→ **TEXTO FUENTE**
Fecha: 27 de julio de 2025

Recordando uno de aquellos caminos mencionados la semana pasada, el de la sabiduría popular, recupero un dicho muy conocido, que me viene como anillo al dedo para lo que quiero explicar ahora: «despacito y buena letra».

El camino de la vida diocesana no se mide solo por estadísticas. A veces estos ejercicios contables son útiles y ayudan, pero hay que decir que hay factores del evangelio, de la fe y de la Iglesia que son difíciles de medir. Las cifras no alcanzan a encerrar por sí solas realidades como la alegría, el dolor, el amor, la esperanza… El hecho de reducir la realidad a unos números, por muy precisos que sean, no deja de ser algo forzado cuando nos referimos al misterio de Dios.

Algunos, quizá, al inicio de este camino diocesano que emprendemos, esperan una mayor concreción, como si se tratara de una cifra que esperamos al final de un planteamiento matemático. Se acepta la petición. Con todo, añado un «pero», sin que esto quiera ser «esconder la cabeza bajo el ala», ni «salirse por la tangente», ni «escurrir el bulto». Todos saben que es importante detectar las necesidades y precisar los objetivos. Eso es obvio. En este sentido, debo mencionar con alegría la asamblea diocesana que tuvo lugar el pasado mes de mayo. A mí me sirvió para acercarme por primera vez a la diócesis de una manera más real. De hecho, a todos nos sirvió para seguir forjando complicidades y anhelos de sinodalidad. Solo así, desde el compartir, desde escucharnos y desde la oración conjunta —que es siempre silencio y acción, alabanza y petición—, nos iremos convirtiendo más en la Iglesia que Dios quiere que seamos.

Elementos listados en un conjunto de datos
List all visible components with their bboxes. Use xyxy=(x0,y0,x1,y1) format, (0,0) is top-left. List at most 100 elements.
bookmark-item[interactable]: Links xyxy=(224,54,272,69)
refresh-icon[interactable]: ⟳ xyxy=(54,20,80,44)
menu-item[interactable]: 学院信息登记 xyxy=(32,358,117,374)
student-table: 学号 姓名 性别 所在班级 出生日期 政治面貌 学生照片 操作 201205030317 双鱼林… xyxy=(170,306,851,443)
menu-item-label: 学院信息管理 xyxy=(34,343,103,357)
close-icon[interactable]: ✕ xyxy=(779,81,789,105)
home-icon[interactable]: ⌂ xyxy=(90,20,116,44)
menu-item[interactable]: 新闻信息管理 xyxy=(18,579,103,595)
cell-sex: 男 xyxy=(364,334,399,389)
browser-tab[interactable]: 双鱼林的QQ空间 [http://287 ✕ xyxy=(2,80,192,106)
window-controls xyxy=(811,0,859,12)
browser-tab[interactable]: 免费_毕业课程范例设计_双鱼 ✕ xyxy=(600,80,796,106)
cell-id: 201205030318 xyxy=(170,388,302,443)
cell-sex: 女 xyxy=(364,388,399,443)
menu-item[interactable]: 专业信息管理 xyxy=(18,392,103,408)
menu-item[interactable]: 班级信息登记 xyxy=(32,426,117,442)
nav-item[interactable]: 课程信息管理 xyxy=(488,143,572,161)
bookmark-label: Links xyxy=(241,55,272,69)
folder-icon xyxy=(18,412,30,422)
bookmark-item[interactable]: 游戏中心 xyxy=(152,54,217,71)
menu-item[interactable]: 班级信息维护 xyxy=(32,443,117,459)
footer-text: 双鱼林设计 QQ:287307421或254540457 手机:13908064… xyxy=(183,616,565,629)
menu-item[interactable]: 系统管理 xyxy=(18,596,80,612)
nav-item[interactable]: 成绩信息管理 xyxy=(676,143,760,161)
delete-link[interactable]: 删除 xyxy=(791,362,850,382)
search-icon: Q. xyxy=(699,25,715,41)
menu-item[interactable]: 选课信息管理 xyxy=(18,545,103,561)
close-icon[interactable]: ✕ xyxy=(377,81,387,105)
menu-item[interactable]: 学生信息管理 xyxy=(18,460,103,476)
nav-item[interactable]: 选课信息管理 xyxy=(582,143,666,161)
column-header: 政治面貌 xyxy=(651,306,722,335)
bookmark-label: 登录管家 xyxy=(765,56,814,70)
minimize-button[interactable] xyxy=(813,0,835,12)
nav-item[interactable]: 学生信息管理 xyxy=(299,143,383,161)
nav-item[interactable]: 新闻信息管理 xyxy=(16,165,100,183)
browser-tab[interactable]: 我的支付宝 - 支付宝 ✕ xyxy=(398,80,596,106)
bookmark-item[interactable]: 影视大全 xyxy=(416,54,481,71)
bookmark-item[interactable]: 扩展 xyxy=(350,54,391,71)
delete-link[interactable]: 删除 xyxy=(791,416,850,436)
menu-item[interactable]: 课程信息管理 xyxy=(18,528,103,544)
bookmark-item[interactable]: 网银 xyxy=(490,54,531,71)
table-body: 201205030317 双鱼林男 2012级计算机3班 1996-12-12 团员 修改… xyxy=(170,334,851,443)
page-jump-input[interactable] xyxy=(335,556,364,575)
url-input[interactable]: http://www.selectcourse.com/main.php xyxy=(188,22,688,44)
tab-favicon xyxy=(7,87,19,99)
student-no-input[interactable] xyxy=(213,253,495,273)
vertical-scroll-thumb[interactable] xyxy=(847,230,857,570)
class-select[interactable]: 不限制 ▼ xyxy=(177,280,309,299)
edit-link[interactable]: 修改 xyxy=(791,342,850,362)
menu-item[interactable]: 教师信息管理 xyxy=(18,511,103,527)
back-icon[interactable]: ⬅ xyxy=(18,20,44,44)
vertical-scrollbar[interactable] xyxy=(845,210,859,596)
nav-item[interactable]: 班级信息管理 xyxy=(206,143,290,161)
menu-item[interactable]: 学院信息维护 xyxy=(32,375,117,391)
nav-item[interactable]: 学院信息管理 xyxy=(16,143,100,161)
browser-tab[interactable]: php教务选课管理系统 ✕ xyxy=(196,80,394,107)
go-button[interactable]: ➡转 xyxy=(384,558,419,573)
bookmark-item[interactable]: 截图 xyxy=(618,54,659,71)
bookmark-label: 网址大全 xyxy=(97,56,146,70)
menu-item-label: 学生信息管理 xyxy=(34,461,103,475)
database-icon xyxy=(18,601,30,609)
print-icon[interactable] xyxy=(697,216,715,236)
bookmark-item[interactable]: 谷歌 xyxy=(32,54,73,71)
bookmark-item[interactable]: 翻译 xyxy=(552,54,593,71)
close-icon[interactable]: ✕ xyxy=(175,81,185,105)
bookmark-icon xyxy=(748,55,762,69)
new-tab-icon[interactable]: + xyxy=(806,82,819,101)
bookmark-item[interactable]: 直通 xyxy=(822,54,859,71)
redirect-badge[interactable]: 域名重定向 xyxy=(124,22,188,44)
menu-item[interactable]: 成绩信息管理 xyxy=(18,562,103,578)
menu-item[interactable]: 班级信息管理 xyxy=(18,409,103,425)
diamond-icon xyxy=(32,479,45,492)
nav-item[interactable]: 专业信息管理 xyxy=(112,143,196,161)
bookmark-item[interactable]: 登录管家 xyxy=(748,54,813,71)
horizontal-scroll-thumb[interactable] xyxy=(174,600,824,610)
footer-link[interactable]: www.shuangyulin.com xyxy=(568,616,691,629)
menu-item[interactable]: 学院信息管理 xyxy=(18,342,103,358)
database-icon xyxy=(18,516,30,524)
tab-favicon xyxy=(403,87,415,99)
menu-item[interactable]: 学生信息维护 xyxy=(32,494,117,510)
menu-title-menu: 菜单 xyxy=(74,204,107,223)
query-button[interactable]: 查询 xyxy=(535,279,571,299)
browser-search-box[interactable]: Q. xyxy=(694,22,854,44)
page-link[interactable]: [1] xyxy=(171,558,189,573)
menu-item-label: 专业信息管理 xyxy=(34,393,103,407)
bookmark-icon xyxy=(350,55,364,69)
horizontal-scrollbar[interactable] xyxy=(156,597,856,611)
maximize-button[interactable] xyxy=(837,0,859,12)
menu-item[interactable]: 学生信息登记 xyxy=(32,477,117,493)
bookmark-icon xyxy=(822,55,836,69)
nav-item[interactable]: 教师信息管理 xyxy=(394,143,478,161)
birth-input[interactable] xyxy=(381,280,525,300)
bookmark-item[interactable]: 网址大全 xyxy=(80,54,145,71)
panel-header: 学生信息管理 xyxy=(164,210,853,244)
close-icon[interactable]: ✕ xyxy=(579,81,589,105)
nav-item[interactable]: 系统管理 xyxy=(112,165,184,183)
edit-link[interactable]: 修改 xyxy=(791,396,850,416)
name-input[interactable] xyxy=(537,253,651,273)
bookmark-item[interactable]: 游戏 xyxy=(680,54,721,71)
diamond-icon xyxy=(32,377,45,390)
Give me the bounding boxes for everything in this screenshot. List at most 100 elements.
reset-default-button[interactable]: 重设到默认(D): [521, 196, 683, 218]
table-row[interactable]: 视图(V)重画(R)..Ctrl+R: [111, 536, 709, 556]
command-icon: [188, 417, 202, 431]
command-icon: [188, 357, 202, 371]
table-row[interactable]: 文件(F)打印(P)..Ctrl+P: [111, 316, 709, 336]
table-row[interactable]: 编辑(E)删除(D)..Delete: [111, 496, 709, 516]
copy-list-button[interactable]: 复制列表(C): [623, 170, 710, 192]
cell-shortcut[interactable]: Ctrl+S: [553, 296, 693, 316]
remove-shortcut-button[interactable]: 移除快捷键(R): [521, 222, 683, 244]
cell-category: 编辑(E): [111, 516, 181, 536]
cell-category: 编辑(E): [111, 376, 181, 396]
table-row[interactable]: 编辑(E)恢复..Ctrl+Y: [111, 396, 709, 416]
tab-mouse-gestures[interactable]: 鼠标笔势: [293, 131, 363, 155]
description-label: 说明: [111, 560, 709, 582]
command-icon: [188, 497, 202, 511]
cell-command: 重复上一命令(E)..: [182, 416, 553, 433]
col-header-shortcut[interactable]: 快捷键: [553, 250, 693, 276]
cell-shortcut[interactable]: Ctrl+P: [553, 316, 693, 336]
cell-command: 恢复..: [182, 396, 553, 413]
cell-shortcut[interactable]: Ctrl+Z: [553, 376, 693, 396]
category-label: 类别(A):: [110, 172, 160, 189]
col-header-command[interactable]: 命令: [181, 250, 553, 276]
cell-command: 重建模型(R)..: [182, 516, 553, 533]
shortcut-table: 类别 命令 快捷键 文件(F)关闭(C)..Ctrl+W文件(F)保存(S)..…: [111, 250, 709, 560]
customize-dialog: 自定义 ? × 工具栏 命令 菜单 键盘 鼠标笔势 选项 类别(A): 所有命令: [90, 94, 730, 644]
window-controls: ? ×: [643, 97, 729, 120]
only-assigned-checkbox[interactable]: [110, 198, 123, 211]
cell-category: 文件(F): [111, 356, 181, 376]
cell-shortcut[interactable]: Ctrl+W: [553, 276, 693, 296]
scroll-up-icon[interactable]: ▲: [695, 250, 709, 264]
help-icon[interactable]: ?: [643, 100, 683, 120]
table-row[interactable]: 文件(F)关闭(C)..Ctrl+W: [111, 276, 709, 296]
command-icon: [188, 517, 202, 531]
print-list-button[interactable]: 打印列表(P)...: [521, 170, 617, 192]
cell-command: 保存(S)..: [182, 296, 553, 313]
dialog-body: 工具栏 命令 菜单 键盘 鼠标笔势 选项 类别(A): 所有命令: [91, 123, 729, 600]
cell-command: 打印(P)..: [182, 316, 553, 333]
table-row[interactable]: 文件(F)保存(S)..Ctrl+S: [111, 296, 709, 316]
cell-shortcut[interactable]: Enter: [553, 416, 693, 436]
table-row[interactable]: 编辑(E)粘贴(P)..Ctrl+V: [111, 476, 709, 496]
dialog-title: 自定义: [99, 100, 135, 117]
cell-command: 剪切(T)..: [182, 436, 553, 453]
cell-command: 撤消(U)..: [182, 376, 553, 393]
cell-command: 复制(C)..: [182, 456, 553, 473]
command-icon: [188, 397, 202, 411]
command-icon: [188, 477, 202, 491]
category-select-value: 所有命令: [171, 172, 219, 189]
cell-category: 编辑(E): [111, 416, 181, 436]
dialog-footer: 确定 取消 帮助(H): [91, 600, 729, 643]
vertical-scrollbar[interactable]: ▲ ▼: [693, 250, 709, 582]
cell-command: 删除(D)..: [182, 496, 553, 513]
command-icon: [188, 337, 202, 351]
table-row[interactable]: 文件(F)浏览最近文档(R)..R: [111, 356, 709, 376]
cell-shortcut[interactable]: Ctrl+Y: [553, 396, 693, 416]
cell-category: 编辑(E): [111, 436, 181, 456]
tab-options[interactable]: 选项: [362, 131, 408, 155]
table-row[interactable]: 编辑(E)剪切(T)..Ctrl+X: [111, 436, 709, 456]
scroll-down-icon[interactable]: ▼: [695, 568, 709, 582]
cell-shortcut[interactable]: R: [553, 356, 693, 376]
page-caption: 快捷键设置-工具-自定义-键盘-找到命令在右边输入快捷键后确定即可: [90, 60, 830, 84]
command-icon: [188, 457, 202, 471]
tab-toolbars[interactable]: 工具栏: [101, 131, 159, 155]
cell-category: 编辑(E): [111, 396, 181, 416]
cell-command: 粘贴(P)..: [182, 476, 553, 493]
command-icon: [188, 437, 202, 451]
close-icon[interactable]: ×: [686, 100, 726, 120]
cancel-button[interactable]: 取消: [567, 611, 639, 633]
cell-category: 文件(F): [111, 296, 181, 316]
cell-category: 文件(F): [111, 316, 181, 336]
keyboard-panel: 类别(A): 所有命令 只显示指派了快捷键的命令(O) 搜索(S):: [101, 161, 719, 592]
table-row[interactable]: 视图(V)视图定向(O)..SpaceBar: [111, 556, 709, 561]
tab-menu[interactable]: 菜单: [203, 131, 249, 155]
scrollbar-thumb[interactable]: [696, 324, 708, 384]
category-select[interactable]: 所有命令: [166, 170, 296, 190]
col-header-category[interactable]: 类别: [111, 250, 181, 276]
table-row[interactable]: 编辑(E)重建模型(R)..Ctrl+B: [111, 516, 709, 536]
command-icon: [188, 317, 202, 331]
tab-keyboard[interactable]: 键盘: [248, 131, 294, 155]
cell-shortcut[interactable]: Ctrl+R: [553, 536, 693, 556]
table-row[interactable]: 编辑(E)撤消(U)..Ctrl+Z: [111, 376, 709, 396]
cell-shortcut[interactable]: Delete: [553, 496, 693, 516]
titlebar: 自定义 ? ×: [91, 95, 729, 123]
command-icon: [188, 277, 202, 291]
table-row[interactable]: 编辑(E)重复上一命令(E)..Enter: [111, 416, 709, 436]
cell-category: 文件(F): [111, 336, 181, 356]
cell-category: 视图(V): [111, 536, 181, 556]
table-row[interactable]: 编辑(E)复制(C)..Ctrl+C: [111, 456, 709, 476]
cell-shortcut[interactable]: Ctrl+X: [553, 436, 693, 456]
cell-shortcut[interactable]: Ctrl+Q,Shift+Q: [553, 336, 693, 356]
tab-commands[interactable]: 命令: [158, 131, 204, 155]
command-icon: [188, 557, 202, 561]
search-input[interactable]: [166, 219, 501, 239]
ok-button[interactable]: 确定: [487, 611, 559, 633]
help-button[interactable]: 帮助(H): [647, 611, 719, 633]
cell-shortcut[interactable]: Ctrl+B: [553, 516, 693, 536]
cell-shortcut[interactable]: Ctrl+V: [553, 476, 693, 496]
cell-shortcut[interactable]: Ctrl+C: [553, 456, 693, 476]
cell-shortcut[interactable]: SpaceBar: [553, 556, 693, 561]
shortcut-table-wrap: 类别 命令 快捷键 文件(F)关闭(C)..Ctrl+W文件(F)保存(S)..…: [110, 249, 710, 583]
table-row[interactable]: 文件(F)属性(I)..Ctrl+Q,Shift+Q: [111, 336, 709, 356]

→ **EJERCICIO**
Copia, sin cambiar nada, el fragmento del texto sobre el camino diocesano que va desde "Recordando uno de" hasta "misterio de Dios.".

→ **RESPUESTA**
Recordando uno de aquellos caminos mencionados la semana pasada, el de la sabiduría popular, recupero un dicho muy conocido, que me viene como anillo al dedo para lo que quiero explicar ahora: «despacito y buena letra».

El camino de la vida diocesana no se mide solo por estadísticas. A veces estos ejercicios contables son útiles y ayudan, pero hay que decir que hay factores del evangelio, de la fe y de la Iglesia que son difíciles de medir. Las cifras no alcanzan a encerrar por sí solas realidades como la alegría, el dolor, el amor, la esperanza… El hecho de reducir la realidad a unos números, por muy precisos que sean, no deja de ser algo forzado cuando nos referimos al misterio de Dios.